■ **Task goal**: Print out the entries below with no edits.

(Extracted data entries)
┏━━

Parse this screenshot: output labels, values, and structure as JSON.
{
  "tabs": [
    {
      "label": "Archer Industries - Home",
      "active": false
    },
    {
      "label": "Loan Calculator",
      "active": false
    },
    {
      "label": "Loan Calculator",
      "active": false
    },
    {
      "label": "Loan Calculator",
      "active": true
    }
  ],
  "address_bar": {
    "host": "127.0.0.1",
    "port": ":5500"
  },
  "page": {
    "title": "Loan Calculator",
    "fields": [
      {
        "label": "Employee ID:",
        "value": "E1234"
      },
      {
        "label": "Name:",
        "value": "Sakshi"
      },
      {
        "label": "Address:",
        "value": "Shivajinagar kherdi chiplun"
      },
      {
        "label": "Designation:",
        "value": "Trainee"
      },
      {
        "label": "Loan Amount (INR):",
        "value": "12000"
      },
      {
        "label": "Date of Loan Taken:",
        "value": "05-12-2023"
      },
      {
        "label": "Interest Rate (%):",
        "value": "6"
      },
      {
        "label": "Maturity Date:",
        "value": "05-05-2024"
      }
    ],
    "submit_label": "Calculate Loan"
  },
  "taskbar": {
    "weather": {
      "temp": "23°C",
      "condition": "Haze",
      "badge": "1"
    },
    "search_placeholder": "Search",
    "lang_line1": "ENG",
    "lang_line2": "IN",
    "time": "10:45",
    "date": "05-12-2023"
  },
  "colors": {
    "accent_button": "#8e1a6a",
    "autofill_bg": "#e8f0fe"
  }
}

┗━━

■ **Solution below**:
Parse this screenshot: output labels, values, and structure as JSON.
{
  "tabs": [
    {
      "label": "Archer Industries - Home",
      "active": false
    },
    {
      "label": "Loan Calculator",
      "active": false
    },
    {
      "label": "Loan Calculator",
      "active": false
    },
    {
      "label": "Loan Calculator",
      "active": true
    }
  ],
  "address_bar": {
    "host": "127.0.0.1",
    "port": ":5500"
  },
  "page": {
    "title": "Loan Calculator",
    "fields": [
      {
        "label": "Employee ID:",
        "value": "E1234"
      },
      {
        "label": "Name:",
        "value": "Sakshi"
      },
      {
        "label": "Address:",
        "value": "Shivajinagar kherdi chiplun"
      },
      {
        "label": "Designation:",
        "value": "Trainee"
      },
      {
        "label": "Loan Amount (INR):",
        "value": "12000"
      },
      {
        "label": "Date of Loan Taken:",
        "value": "05-12-2023"
      },
      {
        "label": "Interest Rate (%):",
        "value": "6"
      },
      {
        "label": "Maturity Date:",
        "value": "05-05-2024"
      }
    ],
    "submit_label": "Calculate Loan"
  },
  "taskbar": {
    "weather": {
      "temp": "23°C",
      "condition": "Haze",
      "badge": "1"
    },
    "search_placeholder": "Search",
    "lang_line1": "ENG",
    "lang_line2": "IN",
    "time": "10:45",
    "date": "05-12-2023"
  },
  "colors": {
    "accent_button": "#8e1a6a",
    "autofill_bg": "#e8f0fe"
  }
}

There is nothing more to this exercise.